Direction 1 >>
Set down the stretch of the Smartcab write-up from "Before implementing Q-Learning, did" through "agent and environment.", word for word.
##### Page extract #####
Train A Smartcab to Drive

Christopher Phillippi

This project forks Udacity's Machine Learning Nanodegree Smartcab project with my solution, modifying/adding smartcab/agent.py and smartcab/notebookhelpers.py as well as this README.

Overall summary of the final agent learning algorithm:

In order to build a reinforcement learning agent to solve this problem, I ended up implementing $Q$ learning from the transitions. In class, we covered $\epsilon$-greedy exploration, where we selected the optimal action based on $Q$ with some probability 1 - $\epsilon$ and randomly otherwise. This obviously puts more weight on the current optimal strategy, but I wanted to put more or less weight on more or less suboptimal strategies as well. I did this by sampling actions in a simualted annealing fashion, assigning actions softmax probabilities of being sampled using the current $Q$ value with a decaying temperature. Further, each $Q(s, a_i)$ value is updated based on it's own exponentially decaying learning rate: $\alpha(s, a_i)$. The current temperature, $T(s)$, is defined as the mean of the decaying $\alpha(s, a)$ over all actions such that:

$$T(s) = \frac{1}{n}\sum_{i=0}^{n}{\alpha(s', a_j')}$$$$P(a_i|Q,s) = \frac{e^{Q(s, a_i) / T(s)}}{\sum_{i=0}^{n}{e^{Q(s, a_i) / T(s)}}}$$

Once the action for exploration, $a_i$, is sampled, the algorithm realizes a reward, $R(s, a_i)$, and new state, $s'$. I then update $Q$ using the action that maximizes Q for the new state. The update equations for $Q$ and $\alpha(s, a_i)$ are below:

$$Q_{t+1}(s, a_i) = (1 - \alpha_t(s, a_i))Q_t(s, a_i) + \alpha_t(s, a_i)[R(s, a_i) + 0.05 \max_{a'}{Q_t(s', a')}]$$$$\alpha_t(s, a_i) = 0.5(\alpha(s, a_i) - 0.05) + 0.05$$

and initially: $$Q_{0}(s, a_i) = 0$$ $$\alpha_{0}(s, a_i) = 1.0$$

Note that while $\alpha(s, a_i)$ is decaying at each update, it hits a minimum of 0.05 (thus it never quits learning fully). Also, I chose a very low $\gamma=0.05$ here to discount the next maximum $Q$.

In terms of my state space, I use the following:

  • waypoint: {left, right, forward}
  • light: {green, red}
  • oncoming: {None, left, right, forward}
  • left: {True, False}
  • right: {True, False}

Before implementing Q-Learning, did the smartcab eventually make it to the target location?

When randomly selecting actions, it's very literally acting out a random walk. It's worthing noting that on a 2D lattice, it's been proven that a random-walking agent will almost surely reach any point as the number of steps approaches infinity (McCrea Whipple, 1940). In other words, it will almost surely make it to the target location, especially because this 2D grid also has a finite number of points.

Justification behind the state space, and how it models the agent and environment.

I picked the state space mentioned above based on features I believed mattered to the optimal solution. The waypoint effectively proxies the shortest path, and the light generally signals whether None is the right action. These two features alone should be sufficient to get a fairly good accuracy, though I did not test it. Further, I added traffic because this information can help optimize certain actions. For example, you can turn right on red conditional on no traffic from the left. You can turn left on green conditional on no oncoming traffic.
##### Supplied material #####
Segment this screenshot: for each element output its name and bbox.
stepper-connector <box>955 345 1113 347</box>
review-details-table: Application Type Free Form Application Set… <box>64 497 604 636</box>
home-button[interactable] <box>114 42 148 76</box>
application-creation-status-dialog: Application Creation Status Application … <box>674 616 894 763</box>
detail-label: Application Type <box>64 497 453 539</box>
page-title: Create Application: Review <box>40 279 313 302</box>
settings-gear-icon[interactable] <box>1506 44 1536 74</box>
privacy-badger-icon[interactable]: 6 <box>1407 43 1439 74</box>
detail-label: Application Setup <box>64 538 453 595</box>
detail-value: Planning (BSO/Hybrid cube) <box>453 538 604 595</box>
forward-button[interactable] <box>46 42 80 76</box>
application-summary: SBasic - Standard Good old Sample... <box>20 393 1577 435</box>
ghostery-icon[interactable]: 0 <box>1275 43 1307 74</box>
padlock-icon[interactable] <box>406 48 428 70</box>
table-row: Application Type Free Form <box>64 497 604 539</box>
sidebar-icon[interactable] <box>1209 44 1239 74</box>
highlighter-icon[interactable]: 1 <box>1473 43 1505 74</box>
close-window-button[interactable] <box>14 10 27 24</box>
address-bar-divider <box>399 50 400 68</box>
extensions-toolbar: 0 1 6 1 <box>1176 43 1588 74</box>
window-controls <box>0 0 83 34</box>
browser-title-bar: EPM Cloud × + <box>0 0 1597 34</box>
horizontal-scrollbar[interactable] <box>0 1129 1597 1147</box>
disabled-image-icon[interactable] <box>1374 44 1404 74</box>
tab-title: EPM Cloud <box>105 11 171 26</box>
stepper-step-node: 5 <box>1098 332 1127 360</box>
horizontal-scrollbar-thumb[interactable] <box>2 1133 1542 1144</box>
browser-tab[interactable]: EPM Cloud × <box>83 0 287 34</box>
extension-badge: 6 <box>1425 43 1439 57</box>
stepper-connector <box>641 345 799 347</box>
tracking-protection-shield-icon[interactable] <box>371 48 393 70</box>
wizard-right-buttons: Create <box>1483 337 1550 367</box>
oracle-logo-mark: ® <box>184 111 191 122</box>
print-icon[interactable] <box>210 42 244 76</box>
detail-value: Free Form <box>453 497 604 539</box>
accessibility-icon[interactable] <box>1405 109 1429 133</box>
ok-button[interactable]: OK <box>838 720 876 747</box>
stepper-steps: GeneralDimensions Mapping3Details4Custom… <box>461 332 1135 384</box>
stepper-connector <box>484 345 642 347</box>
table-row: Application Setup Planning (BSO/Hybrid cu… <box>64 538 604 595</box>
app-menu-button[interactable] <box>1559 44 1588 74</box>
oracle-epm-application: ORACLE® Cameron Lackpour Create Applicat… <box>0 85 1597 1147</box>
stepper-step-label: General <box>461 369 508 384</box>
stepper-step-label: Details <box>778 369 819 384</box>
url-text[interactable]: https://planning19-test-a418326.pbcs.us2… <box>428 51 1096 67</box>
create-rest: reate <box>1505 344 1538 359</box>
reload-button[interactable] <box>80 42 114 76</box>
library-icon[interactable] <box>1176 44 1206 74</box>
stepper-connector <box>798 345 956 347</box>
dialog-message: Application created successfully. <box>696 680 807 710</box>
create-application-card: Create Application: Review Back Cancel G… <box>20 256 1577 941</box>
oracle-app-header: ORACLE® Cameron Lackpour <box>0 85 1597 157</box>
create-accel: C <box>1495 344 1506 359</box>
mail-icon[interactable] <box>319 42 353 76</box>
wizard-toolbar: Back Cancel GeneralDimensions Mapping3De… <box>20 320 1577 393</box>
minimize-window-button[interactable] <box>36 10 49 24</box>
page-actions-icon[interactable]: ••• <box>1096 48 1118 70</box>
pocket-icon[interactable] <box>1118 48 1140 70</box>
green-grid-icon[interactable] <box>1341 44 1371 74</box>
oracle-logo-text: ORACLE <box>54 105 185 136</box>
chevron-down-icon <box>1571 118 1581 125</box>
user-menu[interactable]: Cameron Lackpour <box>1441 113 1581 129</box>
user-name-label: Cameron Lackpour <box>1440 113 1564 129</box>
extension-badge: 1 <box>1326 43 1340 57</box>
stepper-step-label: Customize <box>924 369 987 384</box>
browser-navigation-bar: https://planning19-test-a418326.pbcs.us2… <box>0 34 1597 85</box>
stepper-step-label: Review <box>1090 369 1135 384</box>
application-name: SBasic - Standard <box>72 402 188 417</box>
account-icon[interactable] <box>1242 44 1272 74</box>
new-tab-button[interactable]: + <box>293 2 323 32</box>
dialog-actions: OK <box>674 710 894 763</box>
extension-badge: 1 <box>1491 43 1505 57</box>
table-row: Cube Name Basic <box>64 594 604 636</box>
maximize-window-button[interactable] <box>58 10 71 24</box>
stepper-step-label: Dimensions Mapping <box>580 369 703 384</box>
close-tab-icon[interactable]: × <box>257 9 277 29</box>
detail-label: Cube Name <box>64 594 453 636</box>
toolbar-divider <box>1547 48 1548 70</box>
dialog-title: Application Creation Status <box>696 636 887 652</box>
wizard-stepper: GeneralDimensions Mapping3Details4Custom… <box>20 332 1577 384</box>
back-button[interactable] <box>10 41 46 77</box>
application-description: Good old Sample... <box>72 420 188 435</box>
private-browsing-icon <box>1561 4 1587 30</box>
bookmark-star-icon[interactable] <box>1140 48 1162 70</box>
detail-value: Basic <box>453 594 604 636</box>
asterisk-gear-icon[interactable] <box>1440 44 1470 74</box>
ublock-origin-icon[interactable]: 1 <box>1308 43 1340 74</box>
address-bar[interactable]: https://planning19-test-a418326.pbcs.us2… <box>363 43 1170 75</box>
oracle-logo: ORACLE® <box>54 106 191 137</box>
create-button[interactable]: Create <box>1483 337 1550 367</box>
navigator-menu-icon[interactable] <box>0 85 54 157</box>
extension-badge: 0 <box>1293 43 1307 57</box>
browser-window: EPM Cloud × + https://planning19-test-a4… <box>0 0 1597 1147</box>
#####
Direction 2 >>
Recast the entries as a numbered list, covering only the stretch from their first line through the line containing "browser-tab[interactable]: EPM Cloud" and skipping blank lines.

Complete response 1 >>
Before implementing Q-Learning, did the smartcab eventually make it to the target location?

When randomly selecting actions, it's very literally acting out a random walk. It's worthing noting that on a 2D lattice, it's been proven that a random-walking agent will almost surely reach any point as the number of steps approaches infinity (McCrea Whipple, 1940). In other words, it will almost surely make it to the target location, especially because this 2D grid also has a finite number of points.

Justification behind the state space, and how it models the agent and environment.

Complete response 2 >>
1. Segment this screenshot: for each element output its name and bbox.
2. stepper-connector <box>955 345 1113 347</box>
3. review-details-table: Application Type Free Form Application Set… <box>64 497 604 636</box>
4. home-button[interactable] <box>114 42 148 76</box>
5. application-creation-status-dialog: Application Creation Status Application … <box>674 616 894 763</box>
6. detail-label: Application Type <box>64 497 453 539</box>
7. page-title: Create Application: Review <box>40 279 313 302</box>
8. settings-gear-icon[interactable] <box>1506 44 1536 74</box>
9. privacy-badger-icon[interactable]: 6 <box>1407 43 1439 74</box>
10. detail-label: Application Setup <box>64 538 453 595</box>
11. detail-value: Planning (BSO/Hybrid cube) <box>453 538 604 595</box>
12. forward-button[interactable] <box>46 42 80 76</box>
13. application-summary: SBasic - Standard Good old Sample... <box>20 393 1577 435</box>
14. ghostery-icon[interactable]: 0 <box>1275 43 1307 74</box>
15. padlock-icon[interactable] <box>406 48 428 70</box>
16. table-row: Application Type Free Form <box>64 497 604 539</box>
17. sidebar-icon[interactable] <box>1209 44 1239 74</box>
18. highlighter-icon[interactable]: 1 <box>1473 43 1505 74</box>
19. close-window-button[interactable] <box>14 10 27 24</box>
20. address-bar-divider <box>399 50 400 68</box>
21. extensions-toolbar: 0 1 6 1 <box>1176 43 1588 74</box>
22. window-controls <box>0 0 83 34</box>
23. browser-title-bar: EPM Cloud × + <box>0 0 1597 34</box>
24. horizontal-scrollbar[interactable] <box>0 1129 1597 1147</box>
25. disabled-image-icon[interactable] <box>1374 44 1404 74</box>
26. tab-title: EPM Cloud <box>105 11 171 26</box>
27. stepper-step-node: 5 <box>1098 332 1127 360</box>
28. horizontal-scrollbar-thumb[interactable] <box>2 1133 1542 1144</box>
29. browser-tab[interactable]: EPM Cloud × <box>83 0 287 34</box>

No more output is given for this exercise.